** Start Recorded information **
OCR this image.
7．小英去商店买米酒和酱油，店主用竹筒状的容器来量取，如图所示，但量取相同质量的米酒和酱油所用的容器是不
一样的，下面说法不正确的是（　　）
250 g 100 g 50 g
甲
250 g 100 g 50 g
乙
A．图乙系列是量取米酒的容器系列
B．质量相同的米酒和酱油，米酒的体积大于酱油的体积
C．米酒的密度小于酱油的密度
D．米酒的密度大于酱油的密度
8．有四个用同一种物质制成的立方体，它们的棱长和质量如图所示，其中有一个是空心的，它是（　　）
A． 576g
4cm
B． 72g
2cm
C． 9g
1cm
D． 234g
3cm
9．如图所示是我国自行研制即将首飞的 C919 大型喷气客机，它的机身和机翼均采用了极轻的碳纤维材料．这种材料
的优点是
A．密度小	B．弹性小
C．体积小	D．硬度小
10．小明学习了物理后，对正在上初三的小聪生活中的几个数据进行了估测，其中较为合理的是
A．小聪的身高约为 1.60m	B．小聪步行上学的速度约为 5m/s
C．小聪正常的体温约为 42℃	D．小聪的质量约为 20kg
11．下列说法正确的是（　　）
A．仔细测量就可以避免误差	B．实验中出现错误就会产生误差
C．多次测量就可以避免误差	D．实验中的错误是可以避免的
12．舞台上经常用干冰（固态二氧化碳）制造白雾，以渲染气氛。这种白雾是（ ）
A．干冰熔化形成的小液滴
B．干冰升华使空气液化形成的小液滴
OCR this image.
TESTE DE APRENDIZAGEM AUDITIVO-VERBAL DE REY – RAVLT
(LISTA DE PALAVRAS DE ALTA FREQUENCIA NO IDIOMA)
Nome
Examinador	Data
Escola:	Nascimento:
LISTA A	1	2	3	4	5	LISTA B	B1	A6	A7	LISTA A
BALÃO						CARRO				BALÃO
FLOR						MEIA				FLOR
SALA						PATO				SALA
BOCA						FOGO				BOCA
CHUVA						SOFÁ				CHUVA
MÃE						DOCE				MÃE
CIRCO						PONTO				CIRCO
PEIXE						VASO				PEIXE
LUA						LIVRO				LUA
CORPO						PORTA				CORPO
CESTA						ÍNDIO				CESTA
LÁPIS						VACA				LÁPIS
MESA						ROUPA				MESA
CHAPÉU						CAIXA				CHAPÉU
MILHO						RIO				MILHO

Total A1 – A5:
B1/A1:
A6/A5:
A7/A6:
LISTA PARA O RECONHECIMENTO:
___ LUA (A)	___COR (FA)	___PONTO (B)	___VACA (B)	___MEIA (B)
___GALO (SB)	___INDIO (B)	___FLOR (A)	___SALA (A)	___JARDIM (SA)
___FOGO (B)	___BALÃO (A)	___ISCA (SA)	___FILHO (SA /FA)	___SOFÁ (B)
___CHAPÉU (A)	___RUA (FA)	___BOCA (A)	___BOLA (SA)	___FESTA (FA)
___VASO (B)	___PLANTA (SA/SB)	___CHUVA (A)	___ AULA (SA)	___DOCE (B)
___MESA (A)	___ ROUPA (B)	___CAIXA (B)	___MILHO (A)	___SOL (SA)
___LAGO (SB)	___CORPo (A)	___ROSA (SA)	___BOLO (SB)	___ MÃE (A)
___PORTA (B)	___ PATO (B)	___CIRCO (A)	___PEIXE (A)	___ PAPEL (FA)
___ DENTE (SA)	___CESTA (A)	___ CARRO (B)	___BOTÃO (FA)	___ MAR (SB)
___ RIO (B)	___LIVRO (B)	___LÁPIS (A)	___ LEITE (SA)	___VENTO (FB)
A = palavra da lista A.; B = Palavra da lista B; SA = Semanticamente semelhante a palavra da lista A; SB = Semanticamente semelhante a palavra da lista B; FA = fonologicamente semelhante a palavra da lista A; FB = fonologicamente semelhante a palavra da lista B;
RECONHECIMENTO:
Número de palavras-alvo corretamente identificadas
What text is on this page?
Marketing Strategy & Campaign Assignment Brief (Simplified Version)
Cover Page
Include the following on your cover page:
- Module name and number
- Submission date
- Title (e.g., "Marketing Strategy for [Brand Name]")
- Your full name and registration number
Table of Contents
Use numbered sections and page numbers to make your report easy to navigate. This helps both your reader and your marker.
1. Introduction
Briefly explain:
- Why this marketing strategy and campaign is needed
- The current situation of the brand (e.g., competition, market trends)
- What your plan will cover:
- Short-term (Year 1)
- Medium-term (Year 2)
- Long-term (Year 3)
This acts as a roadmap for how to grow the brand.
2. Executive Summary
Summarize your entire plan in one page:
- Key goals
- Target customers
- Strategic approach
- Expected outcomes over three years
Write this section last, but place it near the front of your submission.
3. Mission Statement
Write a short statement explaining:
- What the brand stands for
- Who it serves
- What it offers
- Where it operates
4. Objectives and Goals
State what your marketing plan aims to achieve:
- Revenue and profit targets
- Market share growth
** End Recorded information **
### Task objective
Transcribe all of the material exactly. Omit nothing.

### Output
OCR this image.
7．小英去商店买米酒和酱油，店主用竹筒状的容器来量取，如图所示，但量取相同质量的米酒和酱油所用的容器是不
一样的，下面说法不正确的是（　　）
250 g 100 g 50 g
甲
250 g 100 g 50 g
乙
A．图乙系列是量取米酒的容器系列
B．质量相同的米酒和酱油，米酒的体积大于酱油的体积
C．米酒的密度小于酱油的密度
D．米酒的密度大于酱油的密度
8．有四个用同一种物质制成的立方体，它们的棱长和质量如图所示，其中有一个是空心的，它是（　　）
A． 576g
4cm
B． 72g
2cm
C． 9g
1cm
D． 234g
3cm
9．如图所示是我国自行研制即将首飞的 C919 大型喷气客机，它的机身和机翼均采用了极轻的碳纤维材料．这种材料
的优点是
A．密度小	B．弹性小
C．体积小	D．硬度小
10．小明学习了物理后，对正在上初三的小聪生活中的几个数据进行了估测，其中较为合理的是
A．小聪的身高约为 1.60m	B．小聪步行上学的速度约为 5m/s
C．小聪正常的体温约为 42℃	D．小聪的质量约为 20kg
11．下列说法正确的是（　　）
A．仔细测量就可以避免误差	B．实验中出现错误就会产生误差
C．多次测量就可以避免误差	D．实验中的错误是可以避免的
12．舞台上经常用干冰（固态二氧化碳）制造白雾，以渲染气氛。这种白雾是（ ）
A．干冰熔化形成的小液滴
B．干冰升华使空气液化形成的小液滴
OCR this image.
TESTE DE APRENDIZAGEM AUDITIVO-VERBAL DE REY – RAVLT
(LISTA DE PALAVRAS DE ALTA FREQUENCIA NO IDIOMA)
Nome
Examinador	Data
Escola:	Nascimento:
LISTA A	1	2	3	4	5	LISTA B	B1	A6	A7	LISTA A
BALÃO						CARRO				BALÃO
FLOR						MEIA				FLOR
SALA						PATO				SALA
BOCA						FOGO				BOCA
CHUVA						SOFÁ				CHUVA
MÃE						DOCE				MÃE
CIRCO						PONTO				CIRCO
PEIXE						VASO				PEIXE
LUA						LIVRO				LUA
CORPO						PORTA				CORPO
CESTA						ÍNDIO				CESTA
LÁPIS						VACA				LÁPIS
MESA						ROUPA				MESA
CHAPÉU						CAIXA				CHAPÉU
MILHO						RIO				MILHO

Total A1 – A5:
B1/A1:
A6/A5:
A7/A6:
LISTA PARA O RECONHECIMENTO:
___ LUA (A)	___COR (FA)	___PONTO (B)	___VACA (B)	___MEIA (B)
___GALO (SB)	___INDIO (B)	___FLOR (A)	___SALA (A)	___JARDIM (SA)
___FOGO (B)	___BALÃO (A)	___ISCA (SA)	___FILHO (SA /FA)	___SOFÁ (B)
___CHAPÉU (A)	___RUA (FA)	___BOCA (A)	___BOLA (SA)	___FESTA (FA)
___VASO (B)	___PLANTA (SA/SB)	___CHUVA (A)	___ AULA (SA)	___DOCE (B)
___MESA (A)	___ ROUPA (B)	___CAIXA (B)	___MILHO (A)	___SOL (SA)
___LAGO (SB)	___CORPo (A)	___ROSA (SA)	___BOLO (SB)	___ MÃE (A)
___PORTA (B)	___ PATO (B)	___CIRCO (A)	___PEIXE (A)	___ PAPEL (FA)
___ DENTE (SA)	___CESTA (A)	___ CARRO (B)	___BOTÃO (FA)	___ MAR (SB)
___ RIO (B)	___LIVRO (B)	___LÁPIS (A)	___ LEITE (SA)	___VENTO (FB)
A = palavra da lista A.; B = Palavra da lista B; SA = Semanticamente semelhante a palavra da lista A; SB = Semanticamente semelhante a palavra da lista B; FA = fonologicamente semelhante a palavra da lista A; FB = fonologicamente semelhante a palavra da lista B;
RECONHECIMENTO:
Número de palavras-alvo corretamente identificadas
What text is on this page?
Marketing Strategy & Campaign Assignment Brief (Simplified Version)
Cover Page
Include the following on your cover page:
- Module name and number
- Submission date
- Title (e.g., "Marketing Strategy for [Brand Name]")
- Your full name and registration number
Table of Contents
Use numbered sections and page numbers to make your report easy to navigate. This helps both your reader and your marker.
1. Introduction
Briefly explain:
- Why this marketing strategy and campaign is needed
- The current situation of the brand (e.g., competition, market trends)
- What your plan will cover:
- Short-term (Year 1)
- Medium-term (Year 2)
- Long-term (Year 3)
This acts as a roadmap for how to grow the brand.
2. Executive Summary
Summarize your entire plan in one page:
- Key goals
- Target customers
- Strategic approach
- Expected outcomes over three years
Write this section last, but place it near the front of your submission.
3. Mission Statement
Write a short statement explaining:
- What the brand stands for
- Who it serves
- What it offers
- Where it operates
4. Objectives and Goals
State what your marketing plan aims to achieve:
- Revenue and profit targets
- Market share growth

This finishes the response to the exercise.